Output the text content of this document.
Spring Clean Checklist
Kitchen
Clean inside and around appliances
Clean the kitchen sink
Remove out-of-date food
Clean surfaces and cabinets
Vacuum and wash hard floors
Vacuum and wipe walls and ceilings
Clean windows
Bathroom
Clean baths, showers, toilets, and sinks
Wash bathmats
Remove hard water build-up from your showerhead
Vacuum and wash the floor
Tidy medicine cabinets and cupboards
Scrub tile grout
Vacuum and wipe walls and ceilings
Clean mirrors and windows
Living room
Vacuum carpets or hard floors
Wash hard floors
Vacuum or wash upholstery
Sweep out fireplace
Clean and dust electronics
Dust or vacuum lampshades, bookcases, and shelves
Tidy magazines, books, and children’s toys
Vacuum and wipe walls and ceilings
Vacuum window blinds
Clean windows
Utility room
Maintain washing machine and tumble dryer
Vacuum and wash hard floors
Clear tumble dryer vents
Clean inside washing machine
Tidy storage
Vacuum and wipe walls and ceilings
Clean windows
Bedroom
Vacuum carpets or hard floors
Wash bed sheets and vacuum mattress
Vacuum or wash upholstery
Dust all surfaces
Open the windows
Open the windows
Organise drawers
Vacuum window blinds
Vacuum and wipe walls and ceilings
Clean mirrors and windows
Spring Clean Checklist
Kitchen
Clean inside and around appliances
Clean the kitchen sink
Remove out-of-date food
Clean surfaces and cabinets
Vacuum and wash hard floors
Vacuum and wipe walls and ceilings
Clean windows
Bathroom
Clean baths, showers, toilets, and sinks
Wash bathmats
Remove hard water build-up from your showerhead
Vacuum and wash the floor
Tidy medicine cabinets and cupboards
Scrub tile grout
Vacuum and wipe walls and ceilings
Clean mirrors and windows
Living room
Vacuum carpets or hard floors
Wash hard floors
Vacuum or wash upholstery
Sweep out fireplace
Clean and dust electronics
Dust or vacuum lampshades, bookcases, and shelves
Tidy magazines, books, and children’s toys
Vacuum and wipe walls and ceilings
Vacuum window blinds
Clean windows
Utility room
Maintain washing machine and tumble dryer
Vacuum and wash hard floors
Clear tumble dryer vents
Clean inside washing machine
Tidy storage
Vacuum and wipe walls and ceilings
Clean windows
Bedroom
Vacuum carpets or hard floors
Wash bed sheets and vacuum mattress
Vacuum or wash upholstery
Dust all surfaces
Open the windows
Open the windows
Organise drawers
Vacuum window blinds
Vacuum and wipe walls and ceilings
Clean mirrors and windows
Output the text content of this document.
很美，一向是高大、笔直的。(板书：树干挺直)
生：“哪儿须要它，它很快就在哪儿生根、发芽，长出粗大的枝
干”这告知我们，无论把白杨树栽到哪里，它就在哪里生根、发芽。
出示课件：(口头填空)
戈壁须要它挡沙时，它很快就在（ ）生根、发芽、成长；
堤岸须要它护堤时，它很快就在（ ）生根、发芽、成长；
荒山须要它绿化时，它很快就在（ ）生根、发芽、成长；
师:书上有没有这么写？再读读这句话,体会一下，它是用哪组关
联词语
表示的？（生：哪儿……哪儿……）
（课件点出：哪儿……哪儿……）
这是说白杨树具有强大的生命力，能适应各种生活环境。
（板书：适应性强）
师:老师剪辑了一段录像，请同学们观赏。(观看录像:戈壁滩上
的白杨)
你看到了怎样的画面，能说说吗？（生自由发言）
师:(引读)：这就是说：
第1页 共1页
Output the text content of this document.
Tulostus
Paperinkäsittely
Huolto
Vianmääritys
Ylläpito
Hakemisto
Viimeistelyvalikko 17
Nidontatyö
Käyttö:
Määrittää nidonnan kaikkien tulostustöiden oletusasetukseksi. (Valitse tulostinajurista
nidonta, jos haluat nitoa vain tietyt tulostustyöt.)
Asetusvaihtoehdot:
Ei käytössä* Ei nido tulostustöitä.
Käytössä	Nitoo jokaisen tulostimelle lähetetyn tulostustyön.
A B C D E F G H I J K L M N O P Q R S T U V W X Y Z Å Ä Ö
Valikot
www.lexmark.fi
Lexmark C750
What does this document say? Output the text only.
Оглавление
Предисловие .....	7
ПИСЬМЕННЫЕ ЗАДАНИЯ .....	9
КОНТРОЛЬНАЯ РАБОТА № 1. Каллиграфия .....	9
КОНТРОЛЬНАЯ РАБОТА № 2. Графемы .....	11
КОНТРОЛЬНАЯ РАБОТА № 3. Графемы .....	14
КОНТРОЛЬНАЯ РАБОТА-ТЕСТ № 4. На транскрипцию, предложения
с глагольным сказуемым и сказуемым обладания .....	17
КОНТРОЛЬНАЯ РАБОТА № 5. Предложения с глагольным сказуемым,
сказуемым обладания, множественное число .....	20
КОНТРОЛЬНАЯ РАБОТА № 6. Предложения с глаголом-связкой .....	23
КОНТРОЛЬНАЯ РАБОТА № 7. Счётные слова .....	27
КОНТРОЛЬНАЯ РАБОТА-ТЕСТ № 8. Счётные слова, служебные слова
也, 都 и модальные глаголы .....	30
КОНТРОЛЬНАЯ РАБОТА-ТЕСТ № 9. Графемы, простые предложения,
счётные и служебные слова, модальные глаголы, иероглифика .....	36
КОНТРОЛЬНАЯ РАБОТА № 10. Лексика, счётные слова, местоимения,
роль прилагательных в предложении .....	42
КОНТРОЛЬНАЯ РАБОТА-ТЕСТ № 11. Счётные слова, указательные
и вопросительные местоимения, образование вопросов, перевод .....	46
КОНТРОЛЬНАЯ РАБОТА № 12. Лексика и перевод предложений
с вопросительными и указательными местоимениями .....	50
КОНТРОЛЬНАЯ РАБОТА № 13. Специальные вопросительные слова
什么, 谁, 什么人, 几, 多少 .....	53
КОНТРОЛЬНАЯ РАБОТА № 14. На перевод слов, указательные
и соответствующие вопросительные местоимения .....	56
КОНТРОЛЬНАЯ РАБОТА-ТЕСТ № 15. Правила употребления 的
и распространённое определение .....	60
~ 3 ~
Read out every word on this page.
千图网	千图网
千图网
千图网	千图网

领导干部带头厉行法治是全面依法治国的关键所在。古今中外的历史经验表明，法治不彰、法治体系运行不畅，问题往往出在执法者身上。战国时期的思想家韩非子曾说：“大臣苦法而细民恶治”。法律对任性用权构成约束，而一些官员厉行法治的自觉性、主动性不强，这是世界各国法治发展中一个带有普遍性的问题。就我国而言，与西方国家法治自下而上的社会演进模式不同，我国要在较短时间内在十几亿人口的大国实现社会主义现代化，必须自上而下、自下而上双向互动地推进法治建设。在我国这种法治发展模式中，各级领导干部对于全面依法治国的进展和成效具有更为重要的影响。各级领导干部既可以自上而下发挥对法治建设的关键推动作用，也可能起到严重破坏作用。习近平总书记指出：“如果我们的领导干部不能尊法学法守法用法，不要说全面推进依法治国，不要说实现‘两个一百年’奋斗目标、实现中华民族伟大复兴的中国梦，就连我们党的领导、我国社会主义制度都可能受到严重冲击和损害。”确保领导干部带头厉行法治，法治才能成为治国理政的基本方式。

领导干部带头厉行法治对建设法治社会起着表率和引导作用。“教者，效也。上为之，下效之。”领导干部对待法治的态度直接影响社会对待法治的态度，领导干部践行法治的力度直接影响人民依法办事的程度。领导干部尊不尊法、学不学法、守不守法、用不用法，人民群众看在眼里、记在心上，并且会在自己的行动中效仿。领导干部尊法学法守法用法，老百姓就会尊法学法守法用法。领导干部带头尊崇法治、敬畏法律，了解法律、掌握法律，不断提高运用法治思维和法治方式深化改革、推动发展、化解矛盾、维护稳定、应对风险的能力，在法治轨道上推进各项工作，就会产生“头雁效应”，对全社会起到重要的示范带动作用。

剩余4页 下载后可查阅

###

• [WRITTEN PROBLEM]:
Type out the material again exactly as presented.

• [THE RESPONSE]:
Output the text content of this document.
Spring Clean Checklist
Kitchen
Clean inside and around appliances
Clean the kitchen sink
Remove out-of-date food
Clean surfaces and cabinets
Vacuum and wash hard floors
Vacuum and wipe walls and ceilings
Clean windows
Bathroom
Clean baths, showers, toilets, and sinks
Wash bathmats
Remove hard water build-up from your showerhead
Vacuum and wash the floor
Tidy medicine cabinets and cupboards
Scrub tile grout
Vacuum and wipe walls and ceilings
Clean mirrors and windows
Living room
Vacuum carpets or hard floors
Wash hard floors
Vacuum or wash upholstery
Sweep out fireplace
Clean and dust electronics
Dust or vacuum lampshades, bookcases, and shelves
Tidy magazines, books, and children’s toys
Vacuum and wipe walls and ceilings
Vacuum window blinds
Clean windows
Utility room
Maintain washing machine and tumble dryer
Vacuum and wash hard floors
Clear tumble dryer vents
Clean inside washing machine
Tidy storage
Vacuum and wipe walls and ceilings
Clean windows
Bedroom
Vacuum carpets or hard floors
Wash bed sheets and vacuum mattress
Vacuum or wash upholstery
Dust all surfaces
Open the windows
Open the windows
Organise drawers
Vacuum window blinds
Vacuum and wipe walls and ceilings
Clean mirrors and windows
Spring Clean Checklist
Kitchen
Clean inside and around appliances
Clean the kitchen sink
Remove out-of-date food
Clean surfaces and cabinets
Vacuum and wash hard floors
Vacuum and wipe walls and ceilings
Clean windows
Bathroom
Clean baths, showers, toilets, and sinks
Wash bathmats
Remove hard water build-up from your showerhead
Vacuum and wash the floor
Tidy medicine cabinets and cupboards
Scrub tile grout
Vacuum and wipe walls and ceilings
Clean mirrors and windows
Living room
Vacuum carpets or hard floors
Wash hard floors
Vacuum or wash upholstery
Sweep out fireplace
Clean and dust electronics
Dust or vacuum lampshades, bookcases, and shelves
Tidy magazines, books, and children’s toys
Vacuum and wipe walls and ceilings
Vacuum window blinds
Clean windows
Utility room
Maintain washing machine and tumble dryer
Vacuum and wash hard floors
Clear tumble dryer vents
Clean inside washing machine
Tidy storage
Vacuum and wipe walls and ceilings
Clean windows
Bedroom
Vacuum carpets or hard floors
Wash bed sheets and vacuum mattress
Vacuum or wash upholstery
Dust all surfaces
Open the windows
Open the windows
Organise drawers
Vacuum window blinds
Vacuum and wipe walls and ceilings
Clean mirrors and windows
Output the text content of this document.
很美，一向是高大、笔直的。(板书：树干挺直)
生：“哪儿须要它，它很快就在哪儿生根、发芽，长出粗大的枝
干”这告知我们，无论把白杨树栽到哪里，它就在哪里生根、发芽。
出示课件：(口头填空)
戈壁须要它挡沙时，它很快就在（ ）生根、发芽、成长；
堤岸须要它护堤时，它很快就在（ ）生根、发芽、成长；
荒山须要它绿化时，它很快就在（ ）生根、发芽、成长；
师:书上有没有这么写？再读读这句话,体会一下，它是用哪组关
联词语
表示的？（生：哪儿……哪儿……）
（课件点出：哪儿……哪儿……）
这是说白杨树具有强大的生命力，能适应各种生活环境。
（板书：适应性强）
师:老师剪辑了一段录像，请同学们观赏。(观看录像:戈壁滩上
的白杨)
你看到了怎样的画面，能说说吗？（生自由发言）
师:(引读)：这就是说：
第1页 共1页
Output the text content of this document.
Tulostus
Paperinkäsittely
Huolto
Vianmääritys
Ylläpito
Hakemisto
Viimeistelyvalikko 17
Nidontatyö
Käyttö:
Määrittää nidonnan kaikkien tulostustöiden oletusasetukseksi. (Valitse tulostinajurista
nidonta, jos haluat nitoa vain tietyt tulostustyöt.)
Asetusvaihtoehdot:
Ei käytössä* Ei nido tulostustöitä.
Käytössä	Nitoo jokaisen tulostimelle lähetetyn tulostustyön.
A B C D E F G H I J K L M N O P Q R S T U V W X Y Z Å Ä Ö
Valikot
www.lexmark.fi
Lexmark C750
What does this document say? Output the text only.
Оглавление
Предисловие .....	7
ПИСЬМЕННЫЕ ЗАДАНИЯ .....	9
КОНТРОЛЬНАЯ РАБОТА № 1. Каллиграфия .....	9
КОНТРОЛЬНАЯ РАБОТА № 2. Графемы .....	11
КОНТРОЛЬНАЯ РАБОТА № 3. Графемы .....	14
КОНТРОЛЬНАЯ РАБОТА-ТЕСТ № 4. На транскрипцию, предложения
с глагольным сказуемым и сказуемым обладания .....	17
КОНТРОЛЬНАЯ РАБОТА № 5. Предложения с глагольным сказуемым,
сказуемым обладания, множественное число .....	20
КОНТРОЛЬНАЯ РАБОТА № 6. Предложения с глаголом-связкой .....	23
КОНТРОЛЬНАЯ РАБОТА № 7. Счётные слова .....	27
КОНТРОЛЬНАЯ РАБОТА-ТЕСТ № 8. Счётные слова, служебные слова
也, 都 и модальные глаголы .....	30
КОНТРОЛЬНАЯ РАБОТА-ТЕСТ № 9. Графемы, простые предложения,
счётные и служебные слова, модальные глаголы, иероглифика .....	36
КОНТРОЛЬНАЯ РАБОТА № 10. Лексика, счётные слова, местоимения,
роль прилагательных в предложении .....	42
КОНТРОЛЬНАЯ РАБОТА-ТЕСТ № 11. Счётные слова, указательные
и вопросительные местоимения, образование вопросов, перевод .....	46
КОНТРОЛЬНАЯ РАБОТА № 12. Лексика и перевод предложений
с вопросительными и указательными местоимениями .....	50
КОНТРОЛЬНАЯ РАБОТА № 13. Специальные вопросительные слова
什么, 谁, 什么人, 几, 多少 .....	53
КОНТРОЛЬНАЯ РАБОТА № 14. На перевод слов, указательные
и соответствующие вопросительные местоимения .....	56
КОНТРОЛЬНАЯ РАБОТА-ТЕСТ № 15. Правила употребления 的
и распространённое определение .....	60
~ 3 ~
Read out every word on this page.
千图网	千图网
千图网
千图网	千图网

领导干部带头厉行法治是全面依法治国的关键所在。古今中外的历史经验表明，法治不彰、法治体系运行不畅，问题往往出在执法者身上。战国时期的思想家韩非子曾说：“大臣苦法而细民恶治”。法律对任性用权构成约束，而一些官员厉行法治的自觉性、主动性不强，这是世界各国法治发展中一个带有普遍性的问题。就我国而言，与西方国家法治自下而上的社会演进模式不同，我国要在较短时间内在十几亿人口的大国实现社会主义现代化，必须自上而下、自下而上双向互动地推进法治建设。在我国这种法治发展模式中，各级领导干部对于全面依法治国的进展和成效具有更为重要的影响。各级领导干部既可以自上而下发挥对法治建设的关键推动作用，也可能起到严重破坏作用。习近平总书记指出：“如果我们的领导干部不能尊法学法守法用法，不要说全面推进依法治国，不要说实现‘两个一百年’奋斗目标、实现中华民族伟大复兴的中国梦，就连我们党的领导、我国社会主义制度都可能受到严重冲击和损害。”确保领导干部带头厉行法治，法治才能成为治国理政的基本方式。

领导干部带头厉行法治对建设法治社会起着表率和引导作用。“教者，效也。上为之，下效之。”领导干部对待法治的态度直接影响社会对待法治的态度，领导干部践行法治的力度直接影响人民依法办事的程度。领导干部尊不尊法、学不学法、守不守法、用不用法，人民群众看在眼里、记在心上，并且会在自己的行动中效仿。领导干部尊法学法守法用法，老百姓就会尊法学法守法用法。领导干部带头尊崇法治、敬畏法律，了解法律、掌握法律，不断提高运用法治思维和法治方式深化改革、推动发展、化解矛盾、维护稳定、应对风险的能力，在法治轨道上推进各项工作，就会产生“头雁效应”，对全社会起到重要的示范带动作用。

剩余4页 下载后可查阅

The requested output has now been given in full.